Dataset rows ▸

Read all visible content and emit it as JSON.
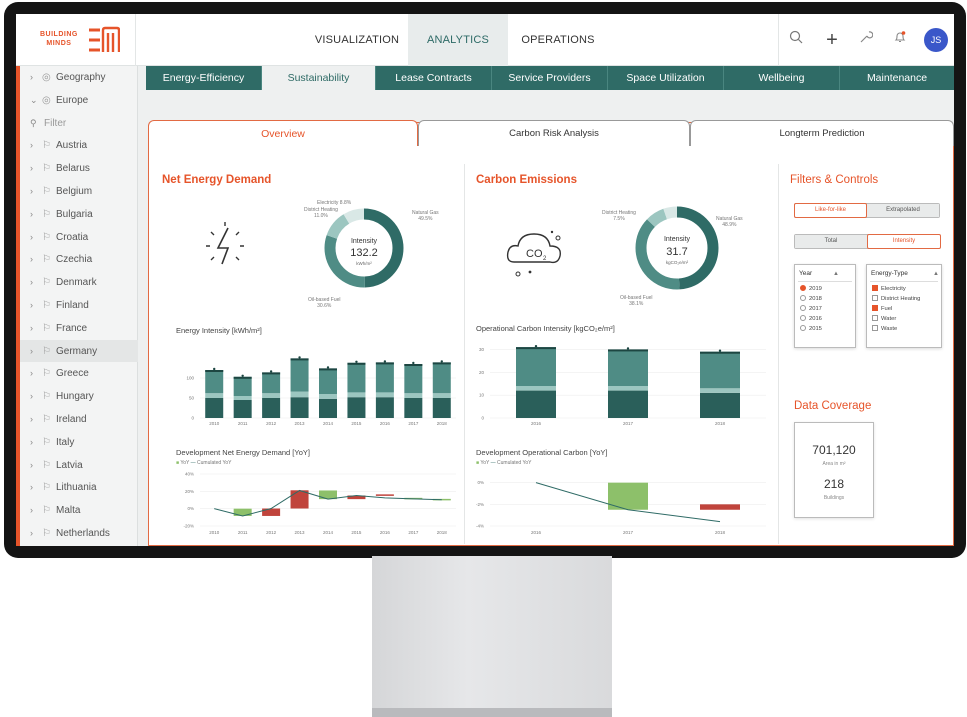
{
  "logo": {
    "line1": "BUILDING",
    "line2": "MINDS"
  },
  "nav": {
    "tabs": [
      "VISUALIZATION",
      "ANALYTICS",
      "OPERATIONS"
    ],
    "active": "ANALYTICS"
  },
  "user": {
    "initials": "JS"
  },
  "sidebar": {
    "geography": "Geography",
    "europe": "Europe",
    "filter_placeholder": "Filter",
    "countries": [
      "Austria",
      "Belarus",
      "Belgium",
      "Bulgaria",
      "Croatia",
      "Czechia",
      "Denmark",
      "Finland",
      "France",
      "Germany",
      "Greece",
      "Hungary",
      "Ireland",
      "Italy",
      "Latvia",
      "Lithuania",
      "Malta",
      "Netherlands"
    ],
    "selected": "Germany"
  },
  "subnav": {
    "tabs": [
      "Energy-Efficiency",
      "Sustainability",
      "Lease Contracts",
      "Service Providers",
      "Space Utilization",
      "Wellbeing",
      "Maintenance"
    ],
    "active": "Sustainability"
  },
  "panel_tabs": {
    "tabs": [
      "Overview",
      "Carbon Risk Analysis",
      "Longterm Prediction"
    ],
    "active": "Overview"
  },
  "energy": {
    "title": "Net Energy Demand",
    "donut": {
      "center_label": "Intensity",
      "center_value": "132.2",
      "center_unit": "kWh/m²",
      "labels": {
        "electricity": "Electricity 8.8%",
        "district": "District Heating",
        "district_pct": "11.0%",
        "gas": "Natural Gas",
        "gas_pct": "49.5%",
        "oil": "Oil-based Fuel",
        "oil_pct": "30.6%"
      },
      "slices": [
        49.5,
        30.6,
        11.0,
        8.8
      ]
    },
    "bar_title": "Energy Intensity [kWh/m²]",
    "line_title": "Development Net Energy Demand [YoY]",
    "legend_yoy": "YoY",
    "legend_cum": "Cumulated YoY"
  },
  "carbon": {
    "title": "Carbon Emissions",
    "donut": {
      "center_label": "Intensity",
      "center_value": "31.7",
      "center_unit": "kgCO₂e/m²",
      "labels": {
        "district": "District Heating",
        "district_pct": "7.5%",
        "gas": "Natural Gas",
        "gas_pct": "48.9%",
        "oil": "Oil-based Fuel",
        "oil_pct": "38.1%"
      },
      "slices": [
        48.9,
        38.1,
        7.5,
        5.5
      ]
    },
    "bar_title": "Operational Carbon Intensity [kgCO₂e/m²]",
    "line_title": "Development Operational Carbon [YoY]",
    "legend_yoy": "YoY",
    "legend_cum": "Cumulated YoY"
  },
  "filters": {
    "title": "Filters & Controls",
    "toggle1": [
      "Like-for-like",
      "Extrapolated"
    ],
    "toggle2": [
      "Total",
      "Intensity"
    ],
    "year_header": "Year",
    "years": [
      "2019",
      "2018",
      "2017",
      "2016",
      "2015"
    ],
    "year_selected": "2019",
    "energy_header": "Energy-Type",
    "energy_types": [
      "Electricity",
      "District Heating",
      "Fuel",
      "Water",
      "Waste"
    ],
    "energy_checked": [
      "Electricity",
      "Fuel"
    ]
  },
  "coverage": {
    "title": "Data Coverage",
    "area": "701,120",
    "area_label": "Area in m²",
    "buildings": "218",
    "buildings_label": "Buildings"
  },
  "colors": {
    "accent": "#e6542a",
    "teal_dark": "#2f6b66",
    "teal_mid": "#4f8c85",
    "teal_light": "#9cc6c0",
    "red": "#c0443c",
    "green": "#8dc06a"
  },
  "chart_data": [
    {
      "type": "bar",
      "title": "Energy Intensity [kWh/m²]",
      "categories": [
        "2010",
        "2011",
        "2012",
        "2013",
        "2014",
        "2015",
        "2016",
        "2017",
        "2018"
      ],
      "yticks": [
        "0",
        "50",
        "100"
      ],
      "ylim": [
        0,
        150
      ],
      "series": [
        {
          "values": [
            50,
            45,
            50,
            52,
            48,
            52,
            52,
            50,
            50
          ]
        },
        {
          "values": [
            12,
            10,
            12,
            14,
            12,
            12,
            12,
            12,
            12
          ]
        },
        {
          "values": [
            58,
            48,
            52,
            83,
            64,
            74,
            75,
            73,
            77
          ]
        }
      ]
    },
    {
      "type": "bar",
      "title": "Operational Carbon Intensity [kgCO₂e/m²]",
      "categories": [
        "2016",
        "2017",
        "2018"
      ],
      "yticks": [
        "0",
        "10",
        "20",
        "30"
      ],
      "ylim": [
        0,
        35
      ],
      "series": [
        {
          "values": [
            12,
            12,
            11
          ]
        },
        {
          "values": [
            2,
            2,
            2
          ]
        },
        {
          "values": [
            17,
            16,
            16
          ]
        }
      ]
    },
    {
      "type": "bar",
      "title": "Development Net Energy Demand [YoY]",
      "categories": [
        "2010",
        "2011",
        "2012",
        "2013",
        "2014",
        "2015",
        "2016",
        "2017",
        "2018"
      ],
      "yticks": [
        "-20%",
        "0%",
        "20%",
        "40%"
      ],
      "ylim": [
        -20,
        40
      ],
      "series": [
        {
          "name": "YoY",
          "values": [
            0,
            -8.4,
            8.6,
            21,
            -10,
            4.2,
            1.3,
            -1.2,
            -1
          ]
        },
        {
          "name": "Cumulated YoY",
          "values": [
            0,
            -8.4,
            0.2,
            21,
            11,
            15.2,
            12.5,
            11.3,
            10.3
          ]
        }
      ]
    },
    {
      "type": "bar",
      "title": "Development Operational Carbon [YoY]",
      "categories": [
        "2016",
        "2017",
        "2018"
      ],
      "yticks": [
        "-4%",
        "-2%",
        "0%"
      ],
      "ylim": [
        -4,
        0.8
      ],
      "series": [
        {
          "name": "YoY",
          "values": [
            0,
            -2.5,
            0.5
          ]
        },
        {
          "name": "Cumulated YoY",
          "values": [
            0,
            -2.5,
            -3.6
          ]
        }
      ]
    }
  ]
}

GIVEN INSTRUCTION ▸ Leave the pictures out and print the records above exactly as they stand.

COMPLETE RESPONSE ▸
Read all visible content and emit it as JSON.
{
  "logo": {
    "line1": "BUILDING",
    "line2": "MINDS"
  },
  "nav": {
    "tabs": [
      "VISUALIZATION",
      "ANALYTICS",
      "OPERATIONS"
    ],
    "active": "ANALYTICS"
  },
  "user": {
    "initials": "JS"
  },
  "sidebar": {
    "geography": "Geography",
    "europe": "Europe",
    "filter_placeholder": "Filter",
    "countries": [
      "Austria",
      "Belarus",
      "Belgium",
      "Bulgaria",
      "Croatia",
      "Czechia",
      "Denmark",
      "Finland",
      "France",
      "Germany",
      "Greece",
      "Hungary",
      "Ireland",
      "Italy",
      "Latvia",
      "Lithuania",
      "Malta",
      "Netherlands"
    ],
    "selected": "Germany"
  },
  "subnav": {
    "tabs": [
      "Energy-Efficiency",
      "Sustainability",
      "Lease Contracts",
      "Service Providers",
      "Space Utilization",
      "Wellbeing",
      "Maintenance"
    ],
    "active": "Sustainability"
  },
  "panel_tabs": {
    "tabs": [
      "Overview",
      "Carbon Risk Analysis",
      "Longterm Prediction"
    ],
    "active": "Overview"
  },
  "energy": {
    "title": "Net Energy Demand",
    "donut": {
      "center_label": "Intensity",
      "center_value": "132.2",
      "center_unit": "kWh/m²",
      "labels": {
        "electricity": "Electricity 8.8%",
        "district": "District Heating",
        "district_pct": "11.0%",
        "gas": "Natural Gas",
        "gas_pct": "49.5%",
        "oil": "Oil-based Fuel",
        "oil_pct": "30.6%"
      },
      "slices": [
        49.5,
        30.6,
        11.0,
        8.8
      ]
    },
    "bar_title": "Energy Intensity [kWh/m²]",
    "line_title": "Development Net Energy Demand [YoY]",
    "legend_yoy": "YoY",
    "legend_cum": "Cumulated YoY"
  },
  "carbon": {
    "title": "Carbon Emissions",
    "donut": {
      "center_label": "Intensity",
      "center_value": "31.7",
      "center_unit": "kgCO₂e/m²",
      "labels": {
        "district": "District Heating",
        "district_pct": "7.5%",
        "gas": "Natural Gas",
        "gas_pct": "48.9%",
        "oil": "Oil-based Fuel",
        "oil_pct": "38.1%"
      },
      "slices": [
        48.9,
        38.1,
        7.5,
        5.5
      ]
    },
    "bar_title": "Operational Carbon Intensity [kgCO₂e/m²]",
    "line_title": "Development Operational Carbon [YoY]",
    "legend_yoy": "YoY",
    "legend_cum": "Cumulated YoY"
  },
  "filters": {
    "title": "Filters & Controls",
    "toggle1": [
      "Like-for-like",
      "Extrapolated"
    ],
    "toggle2": [
      "Total",
      "Intensity"
    ],
    "year_header": "Year",
    "years": [
      "2019",
      "2018",
      "2017",
      "2016",
      "2015"
    ],
    "year_selected": "2019",
    "energy_header": "Energy-Type",
    "energy_types": [
      "Electricity",
      "District Heating",
      "Fuel",
      "Water",
      "Waste"
    ],
    "energy_checked": [
      "Electricity",
      "Fuel"
    ]
  },
  "coverage": {
    "title": "Data Coverage",
    "area": "701,120",
    "area_label": "Area in m²",
    "buildings": "218",
    "buildings_label": "Buildings"
  },
  "colors": {
    "accent": "#e6542a",
    "teal_dark": "#2f6b66",
    "teal_mid": "#4f8c85",
    "teal_light": "#9cc6c0",
    "red": "#c0443c",
    "green": "#8dc06a"
  },
  "chart_data": [
    {
      "type": "bar",
      "title": "Energy Intensity [kWh/m²]",
      "categories": [
        "2010",
        "2011",
        "2012",
        "2013",
        "2014",
        "2015",
        "2016",
        "2017",
        "2018"
      ],
      "yticks": [
        "0",
        "50",
        "100"
      ],
      "ylim": [
        0,
        150
      ],
      "series": [
        {
          "values": [
            50,
            45,
            50,
            52,
            48,
            52,
            52,
            50,
            50
          ]
        },
        {
          "values": [
            12,
            10,
            12,
            14,
            12,
            12,
            12,
            12,
            12
          ]
        },
        {
          "values": [
            58,
            48,
            52,
            83,
            64,
            74,
            75,
            73,
            77
          ]
        }
      ]
    },
    {
      "type": "bar",
      "title": "Operational Carbon Intensity [kgCO₂e/m²]",
      "categories": [
        "2016",
        "2017",
        "2018"
      ],
      "yticks": [
        "0",
        "10",
        "20",
        "30"
      ],
      "ylim": [
        0,
        35
      ],
      "series": [
        {
          "values": [
            12,
            12,
            11
          ]
        },
        {
          "values": [
            2,
            2,
            2
          ]
        },
        {
          "values": [
            17,
            16,
            16
          ]
        }
      ]
    },
    {
      "type": "bar",
      "title": "Development Net Energy Demand [YoY]",
      "categories": [
        "2010",
        "2011",
        "2012",
        "2013",
        "2014",
        "2015",
        "2016",
        "2017",
        "2018"
      ],
      "yticks": [
        "-20%",
        "0%",
        "20%",
        "40%"
      ],
      "ylim": [
        -20,
        40
      ],
      "series": [
        {
          "name": "YoY",
          "values": [
            0,
            -8.4,
            8.6,
            21,
            -10,
            4.2,
            1.3,
            -1.2,
            -1
          ]
        },
        {
          "name": "Cumulated YoY",
          "values": [
            0,
            -8.4,
            0.2,
            21,
            11,
            15.2,
            12.5,
            11.3,
            10.3
          ]
        }
      ]
    },
    {
      "type": "bar",
      "title": "Development Operational Carbon [YoY]",
      "categories": [
        "2016",
        "2017",
        "2018"
      ],
      "yticks": [
        "-4%",
        "-2%",
        "0%"
      ],
      "ylim": [
        -4,
        0.8
      ],
      "series": [
        {
          "name": "YoY",
          "values": [
            0,
            -2.5,
            0.5
          ]
        },
        {
          "name": "Cumulated YoY",
          "values": [
            0,
            -2.5,
            -3.6
          ]
        }
      ]
    }
  ]
}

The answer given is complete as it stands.